• _Given instruction_
Print out each entry below exactly, please.

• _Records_
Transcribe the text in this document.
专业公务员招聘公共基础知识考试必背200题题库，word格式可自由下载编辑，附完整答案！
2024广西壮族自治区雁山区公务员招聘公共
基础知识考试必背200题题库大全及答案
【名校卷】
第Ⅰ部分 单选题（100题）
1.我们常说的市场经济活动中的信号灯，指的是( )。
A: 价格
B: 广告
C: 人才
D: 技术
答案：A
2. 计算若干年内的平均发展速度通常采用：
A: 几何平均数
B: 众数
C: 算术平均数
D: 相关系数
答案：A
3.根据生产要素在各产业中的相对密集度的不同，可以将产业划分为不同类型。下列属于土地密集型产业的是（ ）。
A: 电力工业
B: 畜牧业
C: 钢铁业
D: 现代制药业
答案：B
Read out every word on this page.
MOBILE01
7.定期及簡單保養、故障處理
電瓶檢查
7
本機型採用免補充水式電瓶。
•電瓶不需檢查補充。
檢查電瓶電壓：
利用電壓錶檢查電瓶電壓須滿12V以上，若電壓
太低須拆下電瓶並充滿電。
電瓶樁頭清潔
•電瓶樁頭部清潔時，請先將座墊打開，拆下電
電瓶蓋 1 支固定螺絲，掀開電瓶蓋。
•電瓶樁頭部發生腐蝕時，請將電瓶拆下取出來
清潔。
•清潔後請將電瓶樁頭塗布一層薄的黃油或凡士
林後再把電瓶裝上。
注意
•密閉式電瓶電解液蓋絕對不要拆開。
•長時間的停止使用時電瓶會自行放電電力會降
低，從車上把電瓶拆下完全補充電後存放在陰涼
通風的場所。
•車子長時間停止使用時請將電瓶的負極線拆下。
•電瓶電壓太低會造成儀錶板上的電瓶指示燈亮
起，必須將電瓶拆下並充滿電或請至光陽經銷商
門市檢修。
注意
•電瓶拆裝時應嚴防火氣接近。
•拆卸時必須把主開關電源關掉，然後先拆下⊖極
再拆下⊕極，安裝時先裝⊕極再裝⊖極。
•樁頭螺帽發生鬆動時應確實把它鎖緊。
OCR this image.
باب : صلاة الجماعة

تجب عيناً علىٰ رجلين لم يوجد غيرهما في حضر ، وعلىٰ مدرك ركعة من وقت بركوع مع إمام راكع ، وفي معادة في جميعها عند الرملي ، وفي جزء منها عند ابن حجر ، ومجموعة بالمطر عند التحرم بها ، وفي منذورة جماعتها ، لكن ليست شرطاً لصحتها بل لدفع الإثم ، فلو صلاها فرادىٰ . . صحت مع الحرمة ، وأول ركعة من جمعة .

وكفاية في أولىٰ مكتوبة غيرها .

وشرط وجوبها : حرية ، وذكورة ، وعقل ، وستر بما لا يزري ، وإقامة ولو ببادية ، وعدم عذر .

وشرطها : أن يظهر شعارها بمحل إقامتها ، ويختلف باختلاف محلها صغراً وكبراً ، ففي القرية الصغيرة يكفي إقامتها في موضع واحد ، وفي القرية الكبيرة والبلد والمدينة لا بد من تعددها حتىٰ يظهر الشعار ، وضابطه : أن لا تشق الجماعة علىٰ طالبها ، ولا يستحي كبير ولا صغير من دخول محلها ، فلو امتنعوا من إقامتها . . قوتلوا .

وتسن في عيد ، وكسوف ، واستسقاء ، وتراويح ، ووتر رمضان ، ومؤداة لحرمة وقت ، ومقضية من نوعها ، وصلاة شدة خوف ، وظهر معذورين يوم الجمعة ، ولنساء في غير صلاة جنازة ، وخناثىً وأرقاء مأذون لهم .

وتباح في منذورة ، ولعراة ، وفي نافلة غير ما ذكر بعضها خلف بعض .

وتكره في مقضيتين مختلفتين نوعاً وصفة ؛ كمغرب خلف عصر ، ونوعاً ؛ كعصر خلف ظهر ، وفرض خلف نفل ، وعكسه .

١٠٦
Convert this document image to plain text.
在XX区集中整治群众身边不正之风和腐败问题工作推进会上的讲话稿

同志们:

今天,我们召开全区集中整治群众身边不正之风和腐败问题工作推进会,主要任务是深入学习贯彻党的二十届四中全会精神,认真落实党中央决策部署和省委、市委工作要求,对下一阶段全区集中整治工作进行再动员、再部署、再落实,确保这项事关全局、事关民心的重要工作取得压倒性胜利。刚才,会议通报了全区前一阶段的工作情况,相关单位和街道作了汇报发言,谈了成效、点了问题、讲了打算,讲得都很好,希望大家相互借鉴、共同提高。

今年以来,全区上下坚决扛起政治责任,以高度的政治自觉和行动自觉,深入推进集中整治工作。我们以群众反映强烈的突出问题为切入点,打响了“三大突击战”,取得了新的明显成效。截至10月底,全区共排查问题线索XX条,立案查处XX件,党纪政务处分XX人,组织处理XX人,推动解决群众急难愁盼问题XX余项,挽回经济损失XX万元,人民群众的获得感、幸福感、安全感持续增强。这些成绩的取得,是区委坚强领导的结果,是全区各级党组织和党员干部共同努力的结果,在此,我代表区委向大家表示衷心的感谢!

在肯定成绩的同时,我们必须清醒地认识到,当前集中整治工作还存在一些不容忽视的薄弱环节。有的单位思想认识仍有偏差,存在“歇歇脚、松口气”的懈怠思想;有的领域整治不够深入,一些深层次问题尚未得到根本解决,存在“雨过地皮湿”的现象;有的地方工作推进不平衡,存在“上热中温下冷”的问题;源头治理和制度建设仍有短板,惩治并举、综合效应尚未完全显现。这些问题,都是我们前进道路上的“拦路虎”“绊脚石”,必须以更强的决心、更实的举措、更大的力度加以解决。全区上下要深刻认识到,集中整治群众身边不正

• _Full answer_
Transcribe the text in this document.
专业公务员招聘公共基础知识考试必背200题题库，word格式可自由下载编辑，附完整答案！
2024广西壮族自治区雁山区公务员招聘公共
基础知识考试必背200题题库大全及答案
【名校卷】
第Ⅰ部分 单选题（100题）
1.我们常说的市场经济活动中的信号灯，指的是( )。
A: 价格
B: 广告
C: 人才
D: 技术
答案：A
2. 计算若干年内的平均发展速度通常采用：
A: 几何平均数
B: 众数
C: 算术平均数
D: 相关系数
答案：A
3.根据生产要素在各产业中的相对密集度的不同，可以将产业划分为不同类型。下列属于土地密集型产业的是（ ）。
A: 电力工业
B: 畜牧业
C: 钢铁业
D: 现代制药业
答案：B
Read out every word on this page.
MOBILE01
7.定期及簡單保養、故障處理
電瓶檢查
7
本機型採用免補充水式電瓶。
•電瓶不需檢查補充。
檢查電瓶電壓：
利用電壓錶檢查電瓶電壓須滿12V以上，若電壓
太低須拆下電瓶並充滿電。
電瓶樁頭清潔
•電瓶樁頭部清潔時，請先將座墊打開，拆下電
電瓶蓋 1 支固定螺絲，掀開電瓶蓋。
•電瓶樁頭部發生腐蝕時，請將電瓶拆下取出來
清潔。
•清潔後請將電瓶樁頭塗布一層薄的黃油或凡士
林後再把電瓶裝上。
注意
•密閉式電瓶電解液蓋絕對不要拆開。
•長時間的停止使用時電瓶會自行放電電力會降
低，從車上把電瓶拆下完全補充電後存放在陰涼
通風的場所。
•車子長時間停止使用時請將電瓶的負極線拆下。
•電瓶電壓太低會造成儀錶板上的電瓶指示燈亮
起，必須將電瓶拆下並充滿電或請至光陽經銷商
門市檢修。
注意
•電瓶拆裝時應嚴防火氣接近。
•拆卸時必須把主開關電源關掉，然後先拆下⊖極
再拆下⊕極，安裝時先裝⊕極再裝⊖極。
•樁頭螺帽發生鬆動時應確實把它鎖緊。
OCR this image.
باب : صلاة الجماعة

تجب عيناً علىٰ رجلين لم يوجد غيرهما في حضر ، وعلىٰ مدرك ركعة من وقت بركوع مع إمام راكع ، وفي معادة في جميعها عند الرملي ، وفي جزء منها عند ابن حجر ، ومجموعة بالمطر عند التحرم بها ، وفي منذورة جماعتها ، لكن ليست شرطاً لصحتها بل لدفع الإثم ، فلو صلاها فرادىٰ . . صحت مع الحرمة ، وأول ركعة من جمعة .

وكفاية في أولىٰ مكتوبة غيرها .

وشرط وجوبها : حرية ، وذكورة ، وعقل ، وستر بما لا يزري ، وإقامة ولو ببادية ، وعدم عذر .

وشرطها : أن يظهر شعارها بمحل إقامتها ، ويختلف باختلاف محلها صغراً وكبراً ، ففي القرية الصغيرة يكفي إقامتها في موضع واحد ، وفي القرية الكبيرة والبلد والمدينة لا بد من تعددها حتىٰ يظهر الشعار ، وضابطه : أن لا تشق الجماعة علىٰ طالبها ، ولا يستحي كبير ولا صغير من دخول محلها ، فلو امتنعوا من إقامتها . . قوتلوا .

وتسن في عيد ، وكسوف ، واستسقاء ، وتراويح ، ووتر رمضان ، ومؤداة لحرمة وقت ، ومقضية من نوعها ، وصلاة شدة خوف ، وظهر معذورين يوم الجمعة ، ولنساء في غير صلاة جنازة ، وخناثىً وأرقاء مأذون لهم .

وتباح في منذورة ، ولعراة ، وفي نافلة غير ما ذكر بعضها خلف بعض .

وتكره في مقضيتين مختلفتين نوعاً وصفة ؛ كمغرب خلف عصر ، ونوعاً ؛ كعصر خلف ظهر ، وفرض خلف نفل ، وعكسه .

١٠٦
Convert this document image to plain text.
在XX区集中整治群众身边不正之风和腐败问题工作推进会上的讲话稿

同志们:

今天,我们召开全区集中整治群众身边不正之风和腐败问题工作推进会,主要任务是深入学习贯彻党的二十届四中全会精神,认真落实党中央决策部署和省委、市委工作要求,对下一阶段全区集中整治工作进行再动员、再部署、再落实,确保这项事关全局、事关民心的重要工作取得压倒性胜利。刚才,会议通报了全区前一阶段的工作情况,相关单位和街道作了汇报发言,谈了成效、点了问题、讲了打算,讲得都很好,希望大家相互借鉴、共同提高。

今年以来,全区上下坚决扛起政治责任,以高度的政治自觉和行动自觉,深入推进集中整治工作。我们以群众反映强烈的突出问题为切入点,打响了“三大突击战”,取得了新的明显成效。截至10月底,全区共排查问题线索XX条,立案查处XX件,党纪政务处分XX人,组织处理XX人,推动解决群众急难愁盼问题XX余项,挽回经济损失XX万元,人民群众的获得感、幸福感、安全感持续增强。这些成绩的取得,是区委坚强领导的结果,是全区各级党组织和党员干部共同努力的结果,在此,我代表区委向大家表示衷心的感谢!

在肯定成绩的同时,我们必须清醒地认识到,当前集中整治工作还存在一些不容忽视的薄弱环节。有的单位思想认识仍有偏差,存在“歇歇脚、松口气”的懈怠思想;有的领域整治不够深入,一些深层次问题尚未得到根本解决,存在“雨过地皮湿”的现象;有的地方工作推进不平衡,存在“上热中温下冷”的问题;源头治理和制度建设仍有短板,惩治并举、综合效应尚未完全显现。这些问题,都是我们前进道路上的“拦路虎”“绊脚石”,必须以更强的决心、更实的举措、更大的力度加以解决。全区上下要深刻认识到,集中整治群众身边不正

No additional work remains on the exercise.